--- begin Exercise input ---

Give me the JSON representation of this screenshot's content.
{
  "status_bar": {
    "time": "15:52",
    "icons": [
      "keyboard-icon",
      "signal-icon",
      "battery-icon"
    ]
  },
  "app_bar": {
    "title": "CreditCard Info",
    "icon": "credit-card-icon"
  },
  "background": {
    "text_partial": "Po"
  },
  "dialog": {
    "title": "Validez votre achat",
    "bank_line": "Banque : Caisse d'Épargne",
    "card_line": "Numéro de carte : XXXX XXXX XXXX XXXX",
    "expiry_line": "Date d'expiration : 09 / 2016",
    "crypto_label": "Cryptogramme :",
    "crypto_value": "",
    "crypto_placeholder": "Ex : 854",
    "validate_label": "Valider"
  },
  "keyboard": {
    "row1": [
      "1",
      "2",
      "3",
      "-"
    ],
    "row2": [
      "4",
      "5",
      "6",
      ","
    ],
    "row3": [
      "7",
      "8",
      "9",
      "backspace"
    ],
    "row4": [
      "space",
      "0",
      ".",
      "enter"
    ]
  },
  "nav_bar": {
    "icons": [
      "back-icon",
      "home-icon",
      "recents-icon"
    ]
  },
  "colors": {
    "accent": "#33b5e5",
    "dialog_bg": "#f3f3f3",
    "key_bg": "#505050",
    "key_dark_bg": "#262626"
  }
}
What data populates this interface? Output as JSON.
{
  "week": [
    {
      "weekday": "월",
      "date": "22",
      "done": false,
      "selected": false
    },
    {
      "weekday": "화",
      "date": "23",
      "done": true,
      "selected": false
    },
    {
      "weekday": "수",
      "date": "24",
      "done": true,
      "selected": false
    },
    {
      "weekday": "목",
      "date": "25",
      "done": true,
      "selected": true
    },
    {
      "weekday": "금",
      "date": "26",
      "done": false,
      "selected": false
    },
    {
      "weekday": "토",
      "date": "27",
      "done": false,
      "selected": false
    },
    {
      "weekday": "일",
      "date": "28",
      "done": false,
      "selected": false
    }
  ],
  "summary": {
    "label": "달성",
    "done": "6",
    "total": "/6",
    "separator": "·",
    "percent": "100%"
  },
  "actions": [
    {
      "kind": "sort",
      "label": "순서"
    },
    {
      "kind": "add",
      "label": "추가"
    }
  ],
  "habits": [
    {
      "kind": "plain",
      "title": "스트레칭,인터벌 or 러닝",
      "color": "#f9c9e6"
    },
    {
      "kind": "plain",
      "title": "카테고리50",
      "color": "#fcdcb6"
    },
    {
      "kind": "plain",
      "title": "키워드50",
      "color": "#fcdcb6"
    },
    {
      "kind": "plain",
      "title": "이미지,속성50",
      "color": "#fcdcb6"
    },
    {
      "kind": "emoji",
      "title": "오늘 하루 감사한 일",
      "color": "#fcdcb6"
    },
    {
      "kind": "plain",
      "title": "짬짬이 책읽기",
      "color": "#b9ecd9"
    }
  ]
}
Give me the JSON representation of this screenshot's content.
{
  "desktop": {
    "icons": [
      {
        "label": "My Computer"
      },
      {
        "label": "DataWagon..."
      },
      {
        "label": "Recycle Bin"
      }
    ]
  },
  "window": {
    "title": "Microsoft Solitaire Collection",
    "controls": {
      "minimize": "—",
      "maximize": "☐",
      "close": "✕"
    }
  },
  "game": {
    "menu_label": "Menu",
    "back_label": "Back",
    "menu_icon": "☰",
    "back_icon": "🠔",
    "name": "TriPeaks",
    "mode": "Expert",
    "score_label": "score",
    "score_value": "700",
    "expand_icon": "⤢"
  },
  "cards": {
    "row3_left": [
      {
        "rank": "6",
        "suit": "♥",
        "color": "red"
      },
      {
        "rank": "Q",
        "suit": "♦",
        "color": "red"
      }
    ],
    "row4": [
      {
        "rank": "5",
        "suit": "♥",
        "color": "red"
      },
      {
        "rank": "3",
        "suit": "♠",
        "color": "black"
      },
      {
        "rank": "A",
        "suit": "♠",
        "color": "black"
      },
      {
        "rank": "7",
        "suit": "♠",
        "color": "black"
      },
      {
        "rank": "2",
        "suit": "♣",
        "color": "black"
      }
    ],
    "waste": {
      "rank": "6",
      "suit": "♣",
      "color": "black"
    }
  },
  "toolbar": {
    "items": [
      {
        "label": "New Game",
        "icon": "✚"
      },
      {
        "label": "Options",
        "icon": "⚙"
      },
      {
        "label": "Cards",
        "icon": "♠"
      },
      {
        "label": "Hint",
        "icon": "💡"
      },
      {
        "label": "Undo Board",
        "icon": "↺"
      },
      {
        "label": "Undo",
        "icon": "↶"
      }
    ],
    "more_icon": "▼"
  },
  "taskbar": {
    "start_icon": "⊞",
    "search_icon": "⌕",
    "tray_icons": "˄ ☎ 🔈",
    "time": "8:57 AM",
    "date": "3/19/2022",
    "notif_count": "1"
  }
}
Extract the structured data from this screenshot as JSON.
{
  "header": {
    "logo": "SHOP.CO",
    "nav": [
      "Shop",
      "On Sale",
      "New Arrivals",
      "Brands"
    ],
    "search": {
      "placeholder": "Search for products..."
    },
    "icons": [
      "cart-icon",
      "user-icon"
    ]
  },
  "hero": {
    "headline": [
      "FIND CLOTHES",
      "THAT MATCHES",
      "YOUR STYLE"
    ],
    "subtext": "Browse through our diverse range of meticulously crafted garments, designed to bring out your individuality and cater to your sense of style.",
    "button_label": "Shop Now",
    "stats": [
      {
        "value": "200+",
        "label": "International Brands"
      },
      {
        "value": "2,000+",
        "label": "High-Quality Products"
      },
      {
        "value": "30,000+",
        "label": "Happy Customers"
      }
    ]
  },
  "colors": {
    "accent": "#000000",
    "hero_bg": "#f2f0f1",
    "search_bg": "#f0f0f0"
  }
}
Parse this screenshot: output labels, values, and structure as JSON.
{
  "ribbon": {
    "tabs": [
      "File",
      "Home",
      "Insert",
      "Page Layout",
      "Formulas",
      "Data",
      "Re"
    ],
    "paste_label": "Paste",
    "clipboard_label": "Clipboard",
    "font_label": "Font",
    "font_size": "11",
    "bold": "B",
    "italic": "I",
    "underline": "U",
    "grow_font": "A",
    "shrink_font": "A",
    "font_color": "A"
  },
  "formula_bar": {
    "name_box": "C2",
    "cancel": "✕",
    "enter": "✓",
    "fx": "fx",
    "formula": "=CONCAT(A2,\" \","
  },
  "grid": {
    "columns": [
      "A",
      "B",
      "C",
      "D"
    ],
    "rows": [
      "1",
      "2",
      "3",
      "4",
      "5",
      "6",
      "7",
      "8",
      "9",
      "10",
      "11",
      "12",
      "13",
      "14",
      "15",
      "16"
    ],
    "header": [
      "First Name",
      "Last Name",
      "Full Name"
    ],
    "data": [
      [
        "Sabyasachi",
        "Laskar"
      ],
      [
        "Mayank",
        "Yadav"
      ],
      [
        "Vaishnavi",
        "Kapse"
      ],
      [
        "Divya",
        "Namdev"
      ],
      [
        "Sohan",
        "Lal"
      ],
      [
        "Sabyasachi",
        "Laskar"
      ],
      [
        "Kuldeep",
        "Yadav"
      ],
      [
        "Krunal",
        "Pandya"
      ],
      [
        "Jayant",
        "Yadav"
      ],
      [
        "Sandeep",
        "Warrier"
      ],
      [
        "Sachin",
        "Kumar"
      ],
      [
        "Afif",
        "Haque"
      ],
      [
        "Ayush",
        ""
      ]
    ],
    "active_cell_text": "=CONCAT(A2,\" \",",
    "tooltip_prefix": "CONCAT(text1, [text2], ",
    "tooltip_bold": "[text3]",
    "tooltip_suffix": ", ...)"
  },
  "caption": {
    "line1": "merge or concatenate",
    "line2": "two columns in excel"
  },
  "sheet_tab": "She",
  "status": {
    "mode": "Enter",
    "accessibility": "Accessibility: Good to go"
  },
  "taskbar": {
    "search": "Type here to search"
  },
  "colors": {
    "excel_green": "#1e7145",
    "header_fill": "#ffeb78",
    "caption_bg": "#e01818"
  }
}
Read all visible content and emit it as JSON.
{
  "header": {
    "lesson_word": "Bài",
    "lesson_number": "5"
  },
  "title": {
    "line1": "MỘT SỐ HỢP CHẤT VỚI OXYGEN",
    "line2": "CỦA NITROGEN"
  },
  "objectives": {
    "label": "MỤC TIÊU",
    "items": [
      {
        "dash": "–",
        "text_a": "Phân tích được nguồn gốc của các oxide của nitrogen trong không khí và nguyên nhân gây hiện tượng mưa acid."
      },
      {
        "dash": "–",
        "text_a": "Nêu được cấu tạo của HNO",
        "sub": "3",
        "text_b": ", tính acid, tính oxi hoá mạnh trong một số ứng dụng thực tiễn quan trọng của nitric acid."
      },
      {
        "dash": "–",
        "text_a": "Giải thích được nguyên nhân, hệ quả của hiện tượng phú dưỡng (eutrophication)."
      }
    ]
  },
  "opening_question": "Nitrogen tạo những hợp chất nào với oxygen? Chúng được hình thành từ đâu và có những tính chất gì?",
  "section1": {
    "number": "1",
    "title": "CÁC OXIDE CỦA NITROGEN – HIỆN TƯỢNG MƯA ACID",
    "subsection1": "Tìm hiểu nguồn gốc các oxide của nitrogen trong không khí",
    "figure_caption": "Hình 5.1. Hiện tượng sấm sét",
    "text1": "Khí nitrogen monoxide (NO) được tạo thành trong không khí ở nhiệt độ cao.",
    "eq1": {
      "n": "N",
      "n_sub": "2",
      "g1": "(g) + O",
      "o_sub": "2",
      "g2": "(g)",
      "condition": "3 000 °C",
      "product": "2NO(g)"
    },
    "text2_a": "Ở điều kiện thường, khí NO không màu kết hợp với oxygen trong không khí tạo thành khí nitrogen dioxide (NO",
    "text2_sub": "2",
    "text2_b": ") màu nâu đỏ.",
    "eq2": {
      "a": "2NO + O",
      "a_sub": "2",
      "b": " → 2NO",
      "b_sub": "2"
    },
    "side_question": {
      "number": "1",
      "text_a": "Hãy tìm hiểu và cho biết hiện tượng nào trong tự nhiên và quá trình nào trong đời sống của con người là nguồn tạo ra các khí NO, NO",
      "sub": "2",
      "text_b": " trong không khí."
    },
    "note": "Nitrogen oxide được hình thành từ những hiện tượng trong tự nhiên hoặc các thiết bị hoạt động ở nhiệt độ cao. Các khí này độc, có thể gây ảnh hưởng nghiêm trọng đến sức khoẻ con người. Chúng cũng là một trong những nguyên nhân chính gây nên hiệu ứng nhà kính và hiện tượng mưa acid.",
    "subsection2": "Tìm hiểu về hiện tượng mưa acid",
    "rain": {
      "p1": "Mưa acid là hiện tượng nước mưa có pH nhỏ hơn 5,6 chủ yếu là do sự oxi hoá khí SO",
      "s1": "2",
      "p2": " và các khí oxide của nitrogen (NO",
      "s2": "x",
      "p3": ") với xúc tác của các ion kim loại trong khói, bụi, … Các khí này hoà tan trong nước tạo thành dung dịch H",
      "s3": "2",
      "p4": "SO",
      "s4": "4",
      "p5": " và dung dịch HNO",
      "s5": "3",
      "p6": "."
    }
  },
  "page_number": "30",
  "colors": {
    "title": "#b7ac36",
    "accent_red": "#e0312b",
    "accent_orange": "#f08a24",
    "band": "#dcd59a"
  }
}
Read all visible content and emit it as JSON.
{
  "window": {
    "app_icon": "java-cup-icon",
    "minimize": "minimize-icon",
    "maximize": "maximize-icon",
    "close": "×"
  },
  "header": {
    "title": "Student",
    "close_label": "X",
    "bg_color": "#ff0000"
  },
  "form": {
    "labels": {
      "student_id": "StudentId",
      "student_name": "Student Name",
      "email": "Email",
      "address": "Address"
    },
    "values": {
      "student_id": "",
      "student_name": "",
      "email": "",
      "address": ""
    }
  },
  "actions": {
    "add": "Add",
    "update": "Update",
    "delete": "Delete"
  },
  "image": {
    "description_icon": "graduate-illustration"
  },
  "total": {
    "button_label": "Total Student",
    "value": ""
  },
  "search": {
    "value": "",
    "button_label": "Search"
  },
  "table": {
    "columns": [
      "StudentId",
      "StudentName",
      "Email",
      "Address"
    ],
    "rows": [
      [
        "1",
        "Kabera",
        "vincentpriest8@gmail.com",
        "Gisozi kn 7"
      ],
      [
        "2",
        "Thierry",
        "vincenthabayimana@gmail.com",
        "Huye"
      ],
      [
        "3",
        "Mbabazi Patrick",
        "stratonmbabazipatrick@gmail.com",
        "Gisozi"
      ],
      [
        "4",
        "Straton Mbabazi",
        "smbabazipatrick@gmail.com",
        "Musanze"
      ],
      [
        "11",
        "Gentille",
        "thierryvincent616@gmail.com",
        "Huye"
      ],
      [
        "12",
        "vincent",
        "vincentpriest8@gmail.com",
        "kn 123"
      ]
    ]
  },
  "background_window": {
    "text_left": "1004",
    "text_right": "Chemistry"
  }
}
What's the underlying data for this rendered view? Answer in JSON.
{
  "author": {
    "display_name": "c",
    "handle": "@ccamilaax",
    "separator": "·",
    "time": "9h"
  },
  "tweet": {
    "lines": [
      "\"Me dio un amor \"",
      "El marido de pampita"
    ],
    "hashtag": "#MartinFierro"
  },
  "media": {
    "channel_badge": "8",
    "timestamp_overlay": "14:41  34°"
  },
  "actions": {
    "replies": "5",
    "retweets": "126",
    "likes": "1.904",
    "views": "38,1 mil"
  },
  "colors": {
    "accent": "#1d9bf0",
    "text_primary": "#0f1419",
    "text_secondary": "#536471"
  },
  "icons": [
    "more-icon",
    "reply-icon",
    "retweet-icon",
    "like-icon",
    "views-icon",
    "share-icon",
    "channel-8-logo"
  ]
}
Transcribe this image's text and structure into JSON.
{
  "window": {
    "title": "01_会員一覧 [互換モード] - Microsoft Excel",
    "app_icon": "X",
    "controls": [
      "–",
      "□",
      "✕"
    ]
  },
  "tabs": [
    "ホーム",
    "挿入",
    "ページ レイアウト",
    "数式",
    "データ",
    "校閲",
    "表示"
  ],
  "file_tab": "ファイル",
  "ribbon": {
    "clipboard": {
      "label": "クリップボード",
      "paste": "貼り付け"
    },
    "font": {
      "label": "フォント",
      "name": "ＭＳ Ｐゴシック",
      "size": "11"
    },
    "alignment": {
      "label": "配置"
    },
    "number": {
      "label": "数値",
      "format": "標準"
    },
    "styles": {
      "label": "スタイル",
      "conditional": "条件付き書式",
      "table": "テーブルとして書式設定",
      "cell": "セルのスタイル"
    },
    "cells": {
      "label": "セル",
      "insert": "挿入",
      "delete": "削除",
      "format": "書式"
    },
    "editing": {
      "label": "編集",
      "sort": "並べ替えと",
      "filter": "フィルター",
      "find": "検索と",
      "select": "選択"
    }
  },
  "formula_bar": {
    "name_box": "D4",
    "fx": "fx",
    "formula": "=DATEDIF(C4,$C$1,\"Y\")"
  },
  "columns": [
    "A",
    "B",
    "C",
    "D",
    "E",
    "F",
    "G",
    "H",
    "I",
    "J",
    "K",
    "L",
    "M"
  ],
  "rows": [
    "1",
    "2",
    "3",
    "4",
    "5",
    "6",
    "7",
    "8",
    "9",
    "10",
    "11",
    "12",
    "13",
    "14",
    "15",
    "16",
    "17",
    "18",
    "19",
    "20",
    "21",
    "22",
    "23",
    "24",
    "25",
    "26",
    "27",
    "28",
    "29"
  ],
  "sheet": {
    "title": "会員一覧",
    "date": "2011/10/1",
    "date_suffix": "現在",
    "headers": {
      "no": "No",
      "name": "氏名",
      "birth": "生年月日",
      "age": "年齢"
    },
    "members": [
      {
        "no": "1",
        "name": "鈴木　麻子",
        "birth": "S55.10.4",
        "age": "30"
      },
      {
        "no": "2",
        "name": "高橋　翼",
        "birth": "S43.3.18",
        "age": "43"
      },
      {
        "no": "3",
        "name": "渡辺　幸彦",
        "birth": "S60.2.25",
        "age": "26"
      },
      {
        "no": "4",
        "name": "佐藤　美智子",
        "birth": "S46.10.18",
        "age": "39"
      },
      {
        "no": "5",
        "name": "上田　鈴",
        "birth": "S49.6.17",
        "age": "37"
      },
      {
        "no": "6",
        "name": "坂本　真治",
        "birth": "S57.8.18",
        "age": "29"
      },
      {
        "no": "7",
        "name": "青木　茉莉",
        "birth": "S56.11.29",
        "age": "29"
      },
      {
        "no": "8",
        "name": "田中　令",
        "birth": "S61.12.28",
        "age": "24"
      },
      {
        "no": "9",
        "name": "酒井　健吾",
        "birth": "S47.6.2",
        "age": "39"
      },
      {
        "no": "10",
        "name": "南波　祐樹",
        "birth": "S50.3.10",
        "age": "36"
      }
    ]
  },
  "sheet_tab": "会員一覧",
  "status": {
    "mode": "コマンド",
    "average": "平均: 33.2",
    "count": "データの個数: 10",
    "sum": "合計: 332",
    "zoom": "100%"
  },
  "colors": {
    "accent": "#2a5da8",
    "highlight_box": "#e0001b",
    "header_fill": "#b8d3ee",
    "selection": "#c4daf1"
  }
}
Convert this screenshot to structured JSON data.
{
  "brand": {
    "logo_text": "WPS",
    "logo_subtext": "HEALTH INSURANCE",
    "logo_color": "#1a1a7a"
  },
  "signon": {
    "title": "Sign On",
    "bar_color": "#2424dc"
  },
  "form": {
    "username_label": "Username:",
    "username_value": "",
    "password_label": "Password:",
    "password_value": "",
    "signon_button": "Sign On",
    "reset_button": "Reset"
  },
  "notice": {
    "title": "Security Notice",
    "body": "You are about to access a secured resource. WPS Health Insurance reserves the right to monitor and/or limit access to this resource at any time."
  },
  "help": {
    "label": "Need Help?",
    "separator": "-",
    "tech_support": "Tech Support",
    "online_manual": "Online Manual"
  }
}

--- end Exercise input ---

**Given instruction:**
List the lines of the material in which the word "JSON" occurs.

**Complete answer:**
Give me the JSON representation of this screenshot's content.
What data populates this interface? Output as JSON.
Give me the JSON representation of this screenshot's content.
Extract the structured data from this screenshot as JSON.
Parse this screenshot: output labels, values, and structure as JSON.
Read all visible content and emit it as JSON.
Read all visible content and emit it as JSON.
What's the underlying data for this rendered view? Answer in JSON.
Transcribe this image's text and structure into JSON.
Convert this screenshot to structured JSON data.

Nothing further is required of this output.